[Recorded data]
START

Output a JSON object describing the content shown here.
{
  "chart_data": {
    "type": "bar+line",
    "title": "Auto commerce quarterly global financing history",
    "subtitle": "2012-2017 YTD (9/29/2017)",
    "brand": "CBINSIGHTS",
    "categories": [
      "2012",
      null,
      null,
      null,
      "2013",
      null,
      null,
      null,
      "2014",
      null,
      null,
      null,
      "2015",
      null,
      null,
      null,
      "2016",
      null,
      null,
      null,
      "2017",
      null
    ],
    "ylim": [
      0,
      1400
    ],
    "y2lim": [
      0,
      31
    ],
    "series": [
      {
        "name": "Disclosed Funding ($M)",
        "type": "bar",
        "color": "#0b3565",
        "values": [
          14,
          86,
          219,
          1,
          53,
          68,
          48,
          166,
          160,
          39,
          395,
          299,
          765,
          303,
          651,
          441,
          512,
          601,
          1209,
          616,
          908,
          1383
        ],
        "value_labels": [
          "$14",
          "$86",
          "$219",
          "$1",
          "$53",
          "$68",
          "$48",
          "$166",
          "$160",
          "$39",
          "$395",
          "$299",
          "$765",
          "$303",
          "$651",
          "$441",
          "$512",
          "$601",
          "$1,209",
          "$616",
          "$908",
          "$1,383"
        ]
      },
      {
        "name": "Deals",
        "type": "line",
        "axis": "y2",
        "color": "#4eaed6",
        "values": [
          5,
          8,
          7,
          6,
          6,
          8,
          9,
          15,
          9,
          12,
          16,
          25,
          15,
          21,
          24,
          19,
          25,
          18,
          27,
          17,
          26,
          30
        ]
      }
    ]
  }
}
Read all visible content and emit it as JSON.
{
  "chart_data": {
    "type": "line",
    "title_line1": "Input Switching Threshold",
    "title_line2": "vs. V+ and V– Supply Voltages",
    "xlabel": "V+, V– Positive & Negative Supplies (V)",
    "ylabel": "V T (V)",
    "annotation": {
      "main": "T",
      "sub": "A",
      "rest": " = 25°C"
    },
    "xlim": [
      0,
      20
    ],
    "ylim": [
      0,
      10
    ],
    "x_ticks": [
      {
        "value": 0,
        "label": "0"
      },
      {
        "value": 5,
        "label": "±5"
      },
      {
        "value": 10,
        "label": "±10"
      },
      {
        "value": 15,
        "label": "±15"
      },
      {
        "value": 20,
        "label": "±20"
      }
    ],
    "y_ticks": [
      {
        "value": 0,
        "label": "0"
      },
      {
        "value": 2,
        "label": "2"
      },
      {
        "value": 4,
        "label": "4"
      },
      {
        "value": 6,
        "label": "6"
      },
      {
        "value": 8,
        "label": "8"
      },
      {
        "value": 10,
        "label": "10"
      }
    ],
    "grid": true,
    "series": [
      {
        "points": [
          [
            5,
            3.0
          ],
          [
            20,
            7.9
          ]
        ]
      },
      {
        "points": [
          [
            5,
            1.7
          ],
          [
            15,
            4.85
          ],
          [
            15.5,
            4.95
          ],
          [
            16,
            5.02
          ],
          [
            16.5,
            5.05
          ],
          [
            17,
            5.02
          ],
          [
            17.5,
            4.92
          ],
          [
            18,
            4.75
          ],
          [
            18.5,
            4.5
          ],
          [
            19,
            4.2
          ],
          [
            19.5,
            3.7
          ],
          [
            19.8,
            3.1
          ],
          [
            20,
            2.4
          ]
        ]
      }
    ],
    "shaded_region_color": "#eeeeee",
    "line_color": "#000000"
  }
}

END

#### Aim:
Repeat all the records. Match each line exactly.

#### Result of this exercise:
Output a JSON object describing the content shown here.
{
  "chart_data": {
    "type": "bar+line",
    "title": "Auto commerce quarterly global financing history",
    "subtitle": "2012-2017 YTD (9/29/2017)",
    "brand": "CBINSIGHTS",
    "categories": [
      "2012",
      null,
      null,
      null,
      "2013",
      null,
      null,
      null,
      "2014",
      null,
      null,
      null,
      "2015",
      null,
      null,
      null,
      "2016",
      null,
      null,
      null,
      "2017",
      null
    ],
    "ylim": [
      0,
      1400
    ],
    "y2lim": [
      0,
      31
    ],
    "series": [
      {
        "name": "Disclosed Funding ($M)",
        "type": "bar",
        "color": "#0b3565",
        "values": [
          14,
          86,
          219,
          1,
          53,
          68,
          48,
          166,
          160,
          39,
          395,
          299,
          765,
          303,
          651,
          441,
          512,
          601,
          1209,
          616,
          908,
          1383
        ],
        "value_labels": [
          "$14",
          "$86",
          "$219",
          "$1",
          "$53",
          "$68",
          "$48",
          "$166",
          "$160",
          "$39",
          "$395",
          "$299",
          "$765",
          "$303",
          "$651",
          "$441",
          "$512",
          "$601",
          "$1,209",
          "$616",
          "$908",
          "$1,383"
        ]
      },
      {
        "name": "Deals",
        "type": "line",
        "axis": "y2",
        "color": "#4eaed6",
        "values": [
          5,
          8,
          7,
          6,
          6,
          8,
          9,
          15,
          9,
          12,
          16,
          25,
          15,
          21,
          24,
          19,
          25,
          18,
          27,
          17,
          26,
          30
        ]
      }
    ]
  }
}
Read all visible content and emit it as JSON.
{
  "chart_data": {
    "type": "line",
    "title_line1": "Input Switching Threshold",
    "title_line2": "vs. V+ and V– Supply Voltages",
    "xlabel": "V+, V– Positive & Negative Supplies (V)",
    "ylabel": "V T (V)",
    "annotation": {
      "main": "T",
      "sub": "A",
      "rest": " = 25°C"
    },
    "xlim": [
      0,
      20
    ],
    "ylim": [
      0,
      10
    ],
    "x_ticks": [
      {
        "value": 0,
        "label": "0"
      },
      {
        "value": 5,
        "label": "±5"
      },
      {
        "value": 10,
        "label": "±10"
      },
      {
        "value": 15,
        "label": "±15"
      },
      {
        "value": 20,
        "label": "±20"
      }
    ],
    "y_ticks": [
      {
        "value": 0,
        "label": "0"
      },
      {
        "value": 2,
        "label": "2"
      },
      {
        "value": 4,
        "label": "4"
      },
      {
        "value": 6,
        "label": "6"
      },
      {
        "value": 8,
        "label": "8"
      },
      {
        "value": 10,
        "label": "10"
      }
    ],
    "grid": true,
    "series": [
      {
        "points": [
          [
            5,
            3.0
          ],
          [
            20,
            7.9
          ]
        ]
      },
      {
        "points": [
          [
            5,
            1.7
          ],
          [
            15,
            4.85
          ],
          [
            15.5,
            4.95
          ],
          [
            16,
            5.02
          ],
          [
            16.5,
            5.05
          ],
          [
            17,
            5.02
          ],
          [
            17.5,
            4.92
          ],
          [
            18,
            4.75
          ],
          [
            18.5,
            4.5
          ],
          [
            19,
            4.2
          ],
          [
            19.5,
            3.7
          ],
          [
            19.8,
            3.1
          ],
          [
            20,
            2.4
          ]
        ]
      }
    ],
    "shaded_region_color": "#eeeeee",
    "line_color": "#000000"
  }
}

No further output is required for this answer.